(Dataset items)
________________________

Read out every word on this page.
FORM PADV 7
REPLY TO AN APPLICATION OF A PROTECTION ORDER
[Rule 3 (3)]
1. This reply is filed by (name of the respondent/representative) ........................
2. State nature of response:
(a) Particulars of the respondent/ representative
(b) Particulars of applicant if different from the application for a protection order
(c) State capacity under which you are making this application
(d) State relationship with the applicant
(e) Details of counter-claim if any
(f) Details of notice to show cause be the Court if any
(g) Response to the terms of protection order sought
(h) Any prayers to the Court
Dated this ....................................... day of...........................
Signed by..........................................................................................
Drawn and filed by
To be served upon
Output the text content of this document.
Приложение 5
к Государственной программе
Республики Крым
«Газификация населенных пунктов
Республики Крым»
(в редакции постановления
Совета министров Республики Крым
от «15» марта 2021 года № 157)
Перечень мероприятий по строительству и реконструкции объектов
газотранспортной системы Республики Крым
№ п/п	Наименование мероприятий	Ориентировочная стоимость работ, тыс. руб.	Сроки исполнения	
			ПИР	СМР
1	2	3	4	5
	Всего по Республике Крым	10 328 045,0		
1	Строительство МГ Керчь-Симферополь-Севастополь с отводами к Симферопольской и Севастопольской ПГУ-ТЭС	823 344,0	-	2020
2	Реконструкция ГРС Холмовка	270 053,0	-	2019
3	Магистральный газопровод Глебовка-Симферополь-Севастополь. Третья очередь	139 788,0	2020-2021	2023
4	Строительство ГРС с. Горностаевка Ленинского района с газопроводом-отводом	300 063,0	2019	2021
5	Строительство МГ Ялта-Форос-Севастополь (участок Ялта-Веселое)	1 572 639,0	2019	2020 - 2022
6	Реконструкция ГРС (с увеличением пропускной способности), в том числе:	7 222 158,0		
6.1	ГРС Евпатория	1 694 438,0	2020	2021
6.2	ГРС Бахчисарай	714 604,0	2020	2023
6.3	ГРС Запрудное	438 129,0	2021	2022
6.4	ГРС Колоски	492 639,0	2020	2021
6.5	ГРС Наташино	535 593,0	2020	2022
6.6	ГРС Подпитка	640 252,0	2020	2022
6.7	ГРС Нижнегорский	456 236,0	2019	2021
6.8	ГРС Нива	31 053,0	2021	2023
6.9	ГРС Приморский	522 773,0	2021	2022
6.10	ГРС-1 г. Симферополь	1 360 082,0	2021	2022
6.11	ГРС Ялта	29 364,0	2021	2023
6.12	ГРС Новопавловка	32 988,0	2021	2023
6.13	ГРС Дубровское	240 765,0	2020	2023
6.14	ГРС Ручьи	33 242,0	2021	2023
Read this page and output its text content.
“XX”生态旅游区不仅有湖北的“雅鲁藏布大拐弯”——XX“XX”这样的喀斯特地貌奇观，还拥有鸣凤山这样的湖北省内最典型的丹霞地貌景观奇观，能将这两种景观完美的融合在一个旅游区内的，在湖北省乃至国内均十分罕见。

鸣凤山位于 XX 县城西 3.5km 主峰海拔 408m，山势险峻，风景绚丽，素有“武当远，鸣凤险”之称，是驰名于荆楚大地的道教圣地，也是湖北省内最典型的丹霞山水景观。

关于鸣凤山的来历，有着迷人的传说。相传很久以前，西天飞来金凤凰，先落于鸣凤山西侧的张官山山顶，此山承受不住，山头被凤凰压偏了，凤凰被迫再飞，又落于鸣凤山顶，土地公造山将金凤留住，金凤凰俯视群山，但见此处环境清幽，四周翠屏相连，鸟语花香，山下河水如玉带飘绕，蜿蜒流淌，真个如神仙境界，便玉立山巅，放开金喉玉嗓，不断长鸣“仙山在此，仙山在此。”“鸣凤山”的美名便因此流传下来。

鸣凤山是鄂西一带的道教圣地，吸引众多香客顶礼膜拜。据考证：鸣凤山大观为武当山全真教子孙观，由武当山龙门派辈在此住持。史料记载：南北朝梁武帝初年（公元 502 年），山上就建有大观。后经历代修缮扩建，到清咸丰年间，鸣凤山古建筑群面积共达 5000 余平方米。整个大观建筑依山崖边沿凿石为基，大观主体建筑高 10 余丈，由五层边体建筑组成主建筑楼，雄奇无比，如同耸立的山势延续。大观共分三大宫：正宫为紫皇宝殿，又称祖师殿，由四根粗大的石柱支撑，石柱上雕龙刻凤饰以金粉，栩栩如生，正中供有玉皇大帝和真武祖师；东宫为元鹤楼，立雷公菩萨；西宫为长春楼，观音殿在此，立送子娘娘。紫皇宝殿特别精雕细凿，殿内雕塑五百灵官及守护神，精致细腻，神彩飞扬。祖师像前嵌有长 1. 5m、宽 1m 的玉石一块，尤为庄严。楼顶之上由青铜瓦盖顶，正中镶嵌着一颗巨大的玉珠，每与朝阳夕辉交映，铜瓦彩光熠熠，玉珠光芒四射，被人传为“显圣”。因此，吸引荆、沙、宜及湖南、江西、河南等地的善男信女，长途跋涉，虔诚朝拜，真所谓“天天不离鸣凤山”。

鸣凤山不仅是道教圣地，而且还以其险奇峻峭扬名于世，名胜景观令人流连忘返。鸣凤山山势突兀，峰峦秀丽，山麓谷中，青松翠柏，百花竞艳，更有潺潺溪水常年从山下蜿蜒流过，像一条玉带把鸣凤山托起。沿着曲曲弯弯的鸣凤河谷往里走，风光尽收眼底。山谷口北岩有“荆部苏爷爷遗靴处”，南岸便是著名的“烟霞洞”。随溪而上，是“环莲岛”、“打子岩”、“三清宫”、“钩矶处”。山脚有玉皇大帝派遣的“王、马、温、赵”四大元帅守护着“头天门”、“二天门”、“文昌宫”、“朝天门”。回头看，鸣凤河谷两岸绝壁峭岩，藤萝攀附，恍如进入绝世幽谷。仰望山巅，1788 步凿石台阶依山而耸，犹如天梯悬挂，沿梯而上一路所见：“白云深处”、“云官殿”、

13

________________________

Transcribe every entry exactly, omitting nothing.

■ Answer to the problem:
Read out every word on this page.
FORM PADV 7
REPLY TO AN APPLICATION OF A PROTECTION ORDER
[Rule 3 (3)]
1. This reply is filed by (name of the respondent/representative) ........................
2. State nature of response:
(a) Particulars of the respondent/ representative
(b) Particulars of applicant if different from the application for a protection order
(c) State capacity under which you are making this application
(d) State relationship with the applicant
(e) Details of counter-claim if any
(f) Details of notice to show cause be the Court if any
(g) Response to the terms of protection order sought
(h) Any prayers to the Court
Dated this ....................................... day of...........................
Signed by..........................................................................................
Drawn and filed by
To be served upon
Output the text content of this document.
Приложение 5
к Государственной программе
Республики Крым
«Газификация населенных пунктов
Республики Крым»
(в редакции постановления
Совета министров Республики Крым
от «15» марта 2021 года № 157)
Перечень мероприятий по строительству и реконструкции объектов
газотранспортной системы Республики Крым
№ п/п	Наименование мероприятий	Ориентировочная стоимость работ, тыс. руб.	Сроки исполнения	
			ПИР	СМР
1	2	3	4	5
	Всего по Республике Крым	10 328 045,0		
1	Строительство МГ Керчь-Симферополь-Севастополь с отводами к Симферопольской и Севастопольской ПГУ-ТЭС	823 344,0	-	2020
2	Реконструкция ГРС Холмовка	270 053,0	-	2019
3	Магистральный газопровод Глебовка-Симферополь-Севастополь. Третья очередь	139 788,0	2020-2021	2023
4	Строительство ГРС с. Горностаевка Ленинского района с газопроводом-отводом	300 063,0	2019	2021
5	Строительство МГ Ялта-Форос-Севастополь (участок Ялта-Веселое)	1 572 639,0	2019	2020 - 2022
6	Реконструкция ГРС (с увеличением пропускной способности), в том числе:	7 222 158,0		
6.1	ГРС Евпатория	1 694 438,0	2020	2021
6.2	ГРС Бахчисарай	714 604,0	2020	2023
6.3	ГРС Запрудное	438 129,0	2021	2022
6.4	ГРС Колоски	492 639,0	2020	2021
6.5	ГРС Наташино	535 593,0	2020	2022
6.6	ГРС Подпитка	640 252,0	2020	2022
6.7	ГРС Нижнегорский	456 236,0	2019	2021
6.8	ГРС Нива	31 053,0	2021	2023
6.9	ГРС Приморский	522 773,0	2021	2022
6.10	ГРС-1 г. Симферополь	1 360 082,0	2021	2022
6.11	ГРС Ялта	29 364,0	2021	2023
6.12	ГРС Новопавловка	32 988,0	2021	2023
6.13	ГРС Дубровское	240 765,0	2020	2023
6.14	ГРС Ручьи	33 242,0	2021	2023
Read this page and output its text content.
“XX”生态旅游区不仅有湖北的“雅鲁藏布大拐弯”——XX“XX”这样的喀斯特地貌奇观，还拥有鸣凤山这样的湖北省内最典型的丹霞地貌景观奇观，能将这两种景观完美的融合在一个旅游区内的，在湖北省乃至国内均十分罕见。

鸣凤山位于 XX 县城西 3.5km 主峰海拔 408m，山势险峻，风景绚丽，素有“武当远，鸣凤险”之称，是驰名于荆楚大地的道教圣地，也是湖北省内最典型的丹霞山水景观。

关于鸣凤山的来历，有着迷人的传说。相传很久以前，西天飞来金凤凰，先落于鸣凤山西侧的张官山山顶，此山承受不住，山头被凤凰压偏了，凤凰被迫再飞，又落于鸣凤山顶，土地公造山将金凤留住，金凤凰俯视群山，但见此处环境清幽，四周翠屏相连，鸟语花香，山下河水如玉带飘绕，蜿蜒流淌，真个如神仙境界，便玉立山巅，放开金喉玉嗓，不断长鸣“仙山在此，仙山在此。”“鸣凤山”的美名便因此流传下来。

鸣凤山是鄂西一带的道教圣地，吸引众多香客顶礼膜拜。据考证：鸣凤山大观为武当山全真教子孙观，由武当山龙门派辈在此住持。史料记载：南北朝梁武帝初年（公元 502 年），山上就建有大观。后经历代修缮扩建，到清咸丰年间，鸣凤山古建筑群面积共达 5000 余平方米。整个大观建筑依山崖边沿凿石为基，大观主体建筑高 10 余丈，由五层边体建筑组成主建筑楼，雄奇无比，如同耸立的山势延续。大观共分三大宫：正宫为紫皇宝殿，又称祖师殿，由四根粗大的石柱支撑，石柱上雕龙刻凤饰以金粉，栩栩如生，正中供有玉皇大帝和真武祖师；东宫为元鹤楼，立雷公菩萨；西宫为长春楼，观音殿在此，立送子娘娘。紫皇宝殿特别精雕细凿，殿内雕塑五百灵官及守护神，精致细腻，神彩飞扬。祖师像前嵌有长 1. 5m、宽 1m 的玉石一块，尤为庄严。楼顶之上由青铜瓦盖顶，正中镶嵌着一颗巨大的玉珠，每与朝阳夕辉交映，铜瓦彩光熠熠，玉珠光芒四射，被人传为“显圣”。因此，吸引荆、沙、宜及湖南、江西、河南等地的善男信女，长途跋涉，虔诚朝拜，真所谓“天天不离鸣凤山”。

鸣凤山不仅是道教圣地，而且还以其险奇峻峭扬名于世，名胜景观令人流连忘返。鸣凤山山势突兀，峰峦秀丽，山麓谷中，青松翠柏，百花竞艳，更有潺潺溪水常年从山下蜿蜒流过，像一条玉带把鸣凤山托起。沿着曲曲弯弯的鸣凤河谷往里走，风光尽收眼底。山谷口北岩有“荆部苏爷爷遗靴处”，南岸便是著名的“烟霞洞”。随溪而上，是“环莲岛”、“打子岩”、“三清宫”、“钩矶处”。山脚有玉皇大帝派遣的“王、马、温、赵”四大元帅守护着“头天门”、“二天门”、“文昌宫”、“朝天门”。回头看，鸣凤河谷两岸绝壁峭岩，藤萝攀附，恍如进入绝世幽谷。仰望山巅，1788 步凿石台阶依山而耸，犹如天梯悬挂，沿梯而上一路所见：“白云深处”、“云官殿”、

13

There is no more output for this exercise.